Given exercise: List the lines of this listing that hold the word "name".
***** Data section
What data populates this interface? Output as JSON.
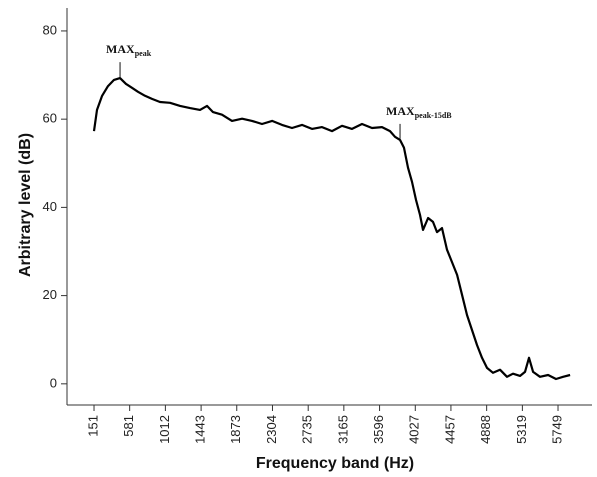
{
  "chart_data": {
    "type": "line",
    "x_label": "Frequency band (Hz)",
    "y_label": "Arbitrary level (dB)",
    "x": [
      151,
      187,
      248,
      320,
      392,
      465,
      537,
      609,
      682,
      766,
      851,
      947,
      1068,
      1189,
      1309,
      1430,
      1514,
      1587,
      1695,
      1816,
      1937,
      2057,
      2178,
      2299,
      2419,
      2540,
      2660,
      2781,
      2902,
      3022,
      3143,
      3264,
      3384,
      3505,
      3626,
      3722,
      3782,
      3843,
      3891,
      3939,
      3987,
      4036,
      4084,
      4120,
      4181,
      4241,
      4289,
      4349,
      4410,
      4470,
      4531,
      4591,
      4651,
      4711,
      4772,
      4832,
      4892,
      4965,
      5049,
      5134,
      5206,
      5291,
      5351,
      5399,
      5448,
      5532,
      5629,
      5725,
      5810,
      5895
    ],
    "series": [
      {
        "color": "#000000",
        "values": [
          57.3,
          62.1,
          65.3,
          67.5,
          68.9,
          69.3,
          68.0,
          67.1,
          66.2,
          65.3,
          64.6,
          63.9,
          63.7,
          63.0,
          62.5,
          62.1,
          63.0,
          61.6,
          61.0,
          59.6,
          60.1,
          59.6,
          58.9,
          59.6,
          58.7,
          58.0,
          58.7,
          57.8,
          58.2,
          57.3,
          58.5,
          57.8,
          58.9,
          58.0,
          58.2,
          57.3,
          56.0,
          55.3,
          53.5,
          49.0,
          45.8,
          41.7,
          38.3,
          34.9,
          37.6,
          36.7,
          34.4,
          35.3,
          30.4,
          27.6,
          24.7,
          20.2,
          15.6,
          12.2,
          8.8,
          5.9,
          3.6,
          2.5,
          3.2,
          1.6,
          2.3,
          1.8,
          2.7,
          5.9,
          2.7,
          1.6,
          2.0,
          1.1,
          1.6,
          2.0
        ]
      }
    ],
    "xlim": [
      -175,
      6159
    ],
    "ylim": [
      -4.8,
      85.2
    ],
    "xticks": [
      151,
      581,
      1012,
      1443,
      1873,
      2304,
      2735,
      3165,
      3596,
      4027,
      4457,
      4888,
      5319,
      5749
    ],
    "yticks": [
      0,
      20,
      40,
      60,
      80
    ],
    "annotations": [
      {
        "text": "MAX",
        "subscript": "peak",
        "x": 465,
        "y": 69.3
      },
      {
        "text": "MAX",
        "subscript": "peak-15dB",
        "x": 3843,
        "y": 55.3
      }
    ]
  }
}
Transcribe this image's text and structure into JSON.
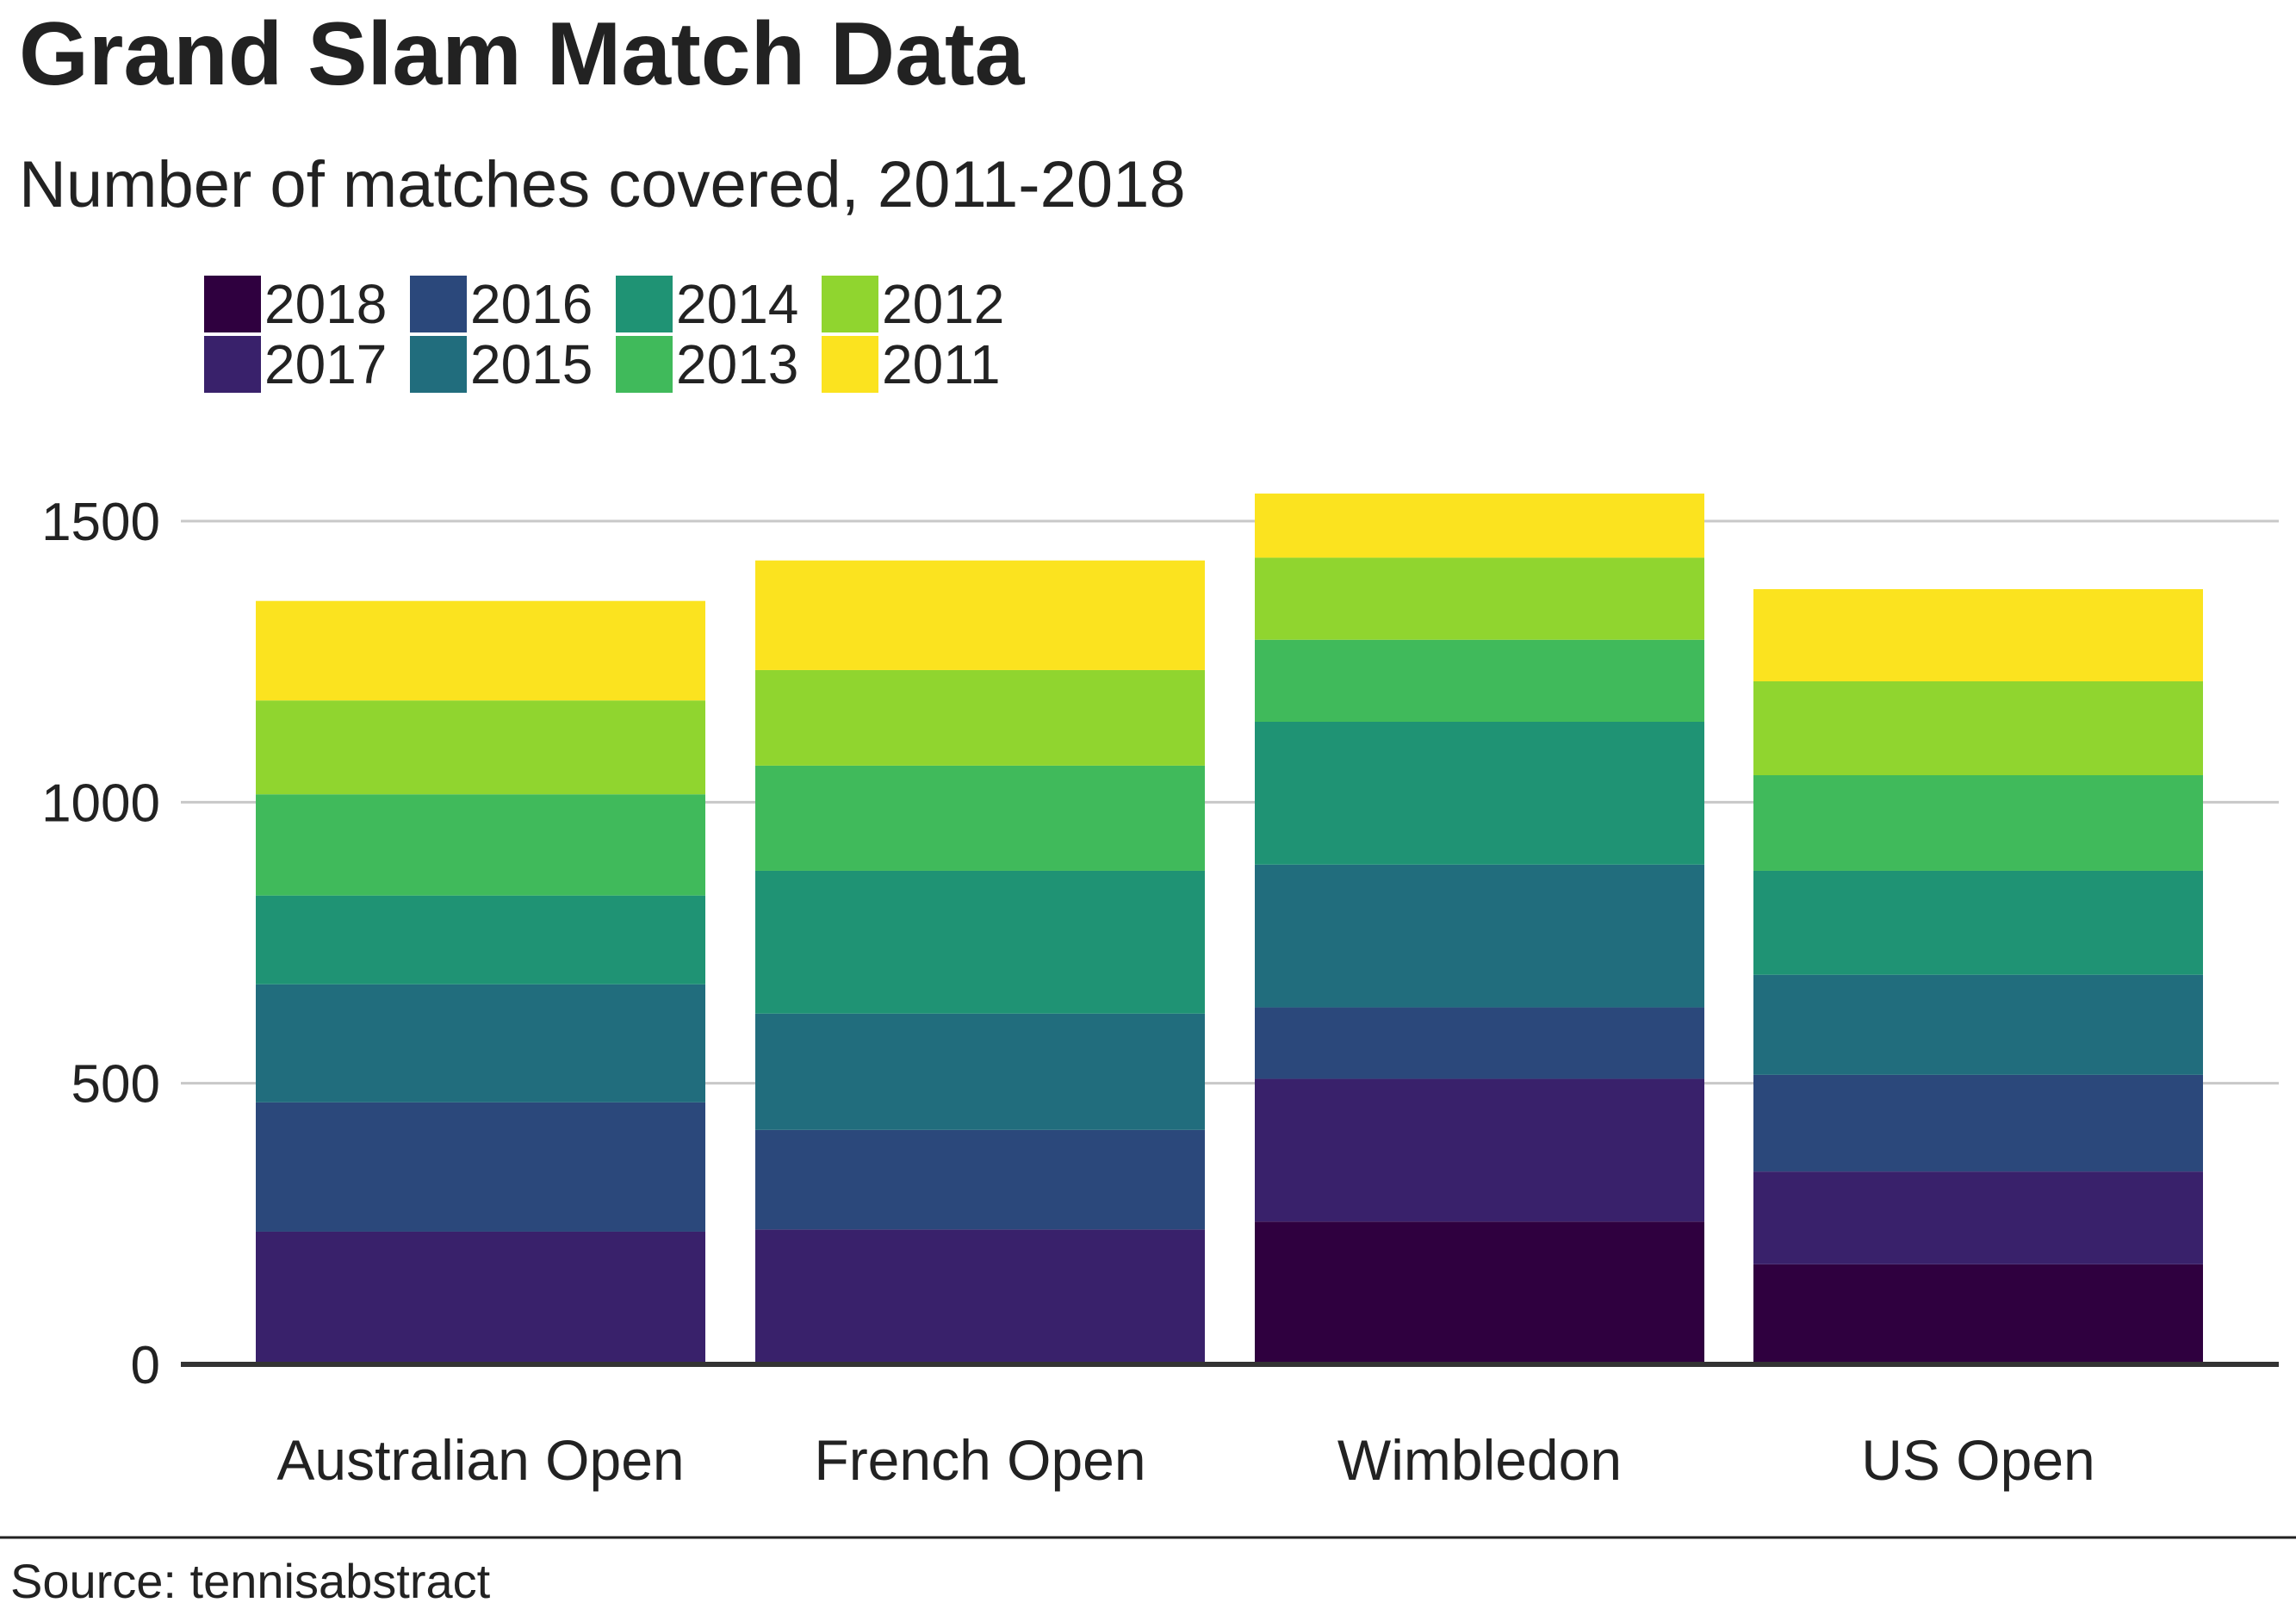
{
  "chart_data": {
    "type": "bar",
    "stacked": true,
    "title": "Grand Slam Match Data",
    "subtitle": "Number of matches covered, 2011-2018",
    "source": "Source: tennisabstract",
    "categories": [
      "Australian Open",
      "French Open",
      "Wimbledon",
      "US Open"
    ],
    "ylim": [
      0,
      1600
    ],
    "yticks": [
      0,
      500,
      1000,
      1500
    ],
    "grid": true,
    "legend_position": "top-left",
    "series": [
      {
        "name": "2018",
        "color": "#2F003F",
        "values": [
          0,
          0,
          254,
          178
        ]
      },
      {
        "name": "2017",
        "color": "#39216B",
        "values": [
          236,
          240,
          254,
          165
        ]
      },
      {
        "name": "2016",
        "color": "#2B487B",
        "values": [
          230,
          177,
          127,
          172
        ]
      },
      {
        "name": "2015",
        "color": "#216D7D",
        "values": [
          210,
          207,
          254,
          178
        ]
      },
      {
        "name": "2014",
        "color": "#1F9374",
        "values": [
          158,
          254,
          254,
          185
        ]
      },
      {
        "name": "2013",
        "color": "#40BA5B",
        "values": [
          180,
          187,
          146,
          170
        ]
      },
      {
        "name": "2012",
        "color": "#90D52F",
        "values": [
          167,
          170,
          146,
          167
        ]
      },
      {
        "name": "2011",
        "color": "#FBE31F",
        "values": [
          177,
          195,
          114,
          164
        ]
      }
    ]
  }
}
**********
Output:
        "name": "2018",
        "name": "2017",
        "name": "2016",
        "name": "2015",
        "name": "2014",
        "name": "2013",
        "name": "2012",
        "name": "2011",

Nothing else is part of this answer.